__DOCUMENT EXCERPT__

=====

Hmm. Much as I love these review dialogues, it's time we girlies had an input into this intellectual discussion. To be sure, Daniel Craig is not as tall or as handsome as Pierce Brosnan; but I can assure you he is sex on a stick and few women would climb over him to get to the debonair Pierce. He is not elegant but brings a devastatingly attractive feral intensity to the role that has been missing since the early Connery movies. But even Connery didn't look at women like that.
Thrillers typically present us with a desirable fantasy image of manliness. We enjoy this fantasy because normally we don’t get to use violence in our everyday lives, and films give us the fleeting taste of how smashing it would be if we could, successfully and without consequences. Thrillers in recent years have often presented us with divided or damaged heroes. The point is that as their heroes have become better equipped to turn the tables on seemingly superior forces of bad-guys – have become more powerful, more invincible, more God-like – it has been getting harder to maintain the illusion that men who can do such things could possibly be decent human beings. The brilliant Bourne Identity and Bourne Supremacy got around this most ingeniously by having a hero who had lost his memory. He therefore isn’t the morally compromised person he was before, but he has inherited that person’s skills and knowledge. (The much earlier jolly Schwarzenegger thriller Total Recall used the same plot device). The writers of the Pierce Brosnan Bond movies varied the presentation of Bond as a charming, fundamentally decent chap with strong suggestions that he is cold, isolated, unable to maintain any relationships deeper than banter with Moneypenny or dalliance with incidental females.

=====

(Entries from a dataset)
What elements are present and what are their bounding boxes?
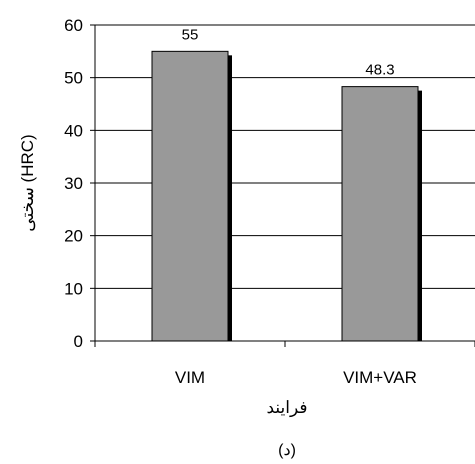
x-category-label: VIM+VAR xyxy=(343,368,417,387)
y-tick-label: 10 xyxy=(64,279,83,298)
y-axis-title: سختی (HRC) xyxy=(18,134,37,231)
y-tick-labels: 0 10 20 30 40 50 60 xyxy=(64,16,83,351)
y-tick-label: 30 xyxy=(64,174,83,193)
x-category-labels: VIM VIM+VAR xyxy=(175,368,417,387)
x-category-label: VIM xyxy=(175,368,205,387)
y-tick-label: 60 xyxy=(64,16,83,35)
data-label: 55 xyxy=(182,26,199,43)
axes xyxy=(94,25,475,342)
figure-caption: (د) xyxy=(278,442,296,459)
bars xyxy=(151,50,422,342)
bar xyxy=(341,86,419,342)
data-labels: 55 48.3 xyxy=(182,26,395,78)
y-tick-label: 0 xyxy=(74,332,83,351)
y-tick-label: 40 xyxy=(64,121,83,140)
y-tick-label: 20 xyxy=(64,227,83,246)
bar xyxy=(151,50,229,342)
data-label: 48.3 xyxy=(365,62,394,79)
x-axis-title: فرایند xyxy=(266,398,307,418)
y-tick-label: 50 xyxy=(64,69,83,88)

=====

__DIRECTIVE A__
Echo the Bond film commentary from "Hmm. Much as" up to and including "women like that.".
__DIRECTIVE B__
According to the Bond film commentary, what plot device did the Bourne films use to keep their hero a decent person?
__DIRECTIVE C__
Go on with the Bond film commentary from its last sentence.

__WRITTEN RESPONSE A__
Hmm. Much as I love these review dialogues, it's time we girlies had an input into this intellectual discussion. To be sure, Daniel Craig is not as tall or as handsome as Pierce Brosnan; but I can assure you he is sex on a stick and few women would climb over him to get to the debonair Pierce. He is not elegant but brings a devastatingly attractive feral intensity to the role that has been missing since the early Connery movies. But even Connery didn't look at women like that.

__WRITTEN RESPONSE B__
They gave the hero a lost memory, so he is no longer the morally compromised person he was but keeps that person's skills and knowledge.

__WRITTEN RESPONSE C__
This movie ingeniously gives us the history behind Bond's detachment - a heart twisted and pierced by loss and betrayal. The action sequences are very good, but the human story is better, and superbly inhabited by both Craig and Eva Green. It makes perfect sense that Bond recognises the tension between his career and any chance he might have of personal happiness, and resigns when he has fallen in love; and perfect sense that he returns to it after Vesper's loss, a sadder and (after a talking-to from M) a wiser man.
It's excellent, a real leap forward for what has hitherto been a shallow franchise. Let's hope they can keep up the progress with the next one.
Andrea Hopkins (DI Reviewer), 05/12/06
Whisper it if you dare. Casino Royale is at times a boring movie. Long anyway at 144 minutes, it struggles to live up to its barnstorming quarter-hour free-running chase sequence, one of the best ever Bond action scenes. Thereafter, interminable interludes, a po-faced poker game that goes on for hours and a big-baddie killing that happens off-screen are all major disappointments.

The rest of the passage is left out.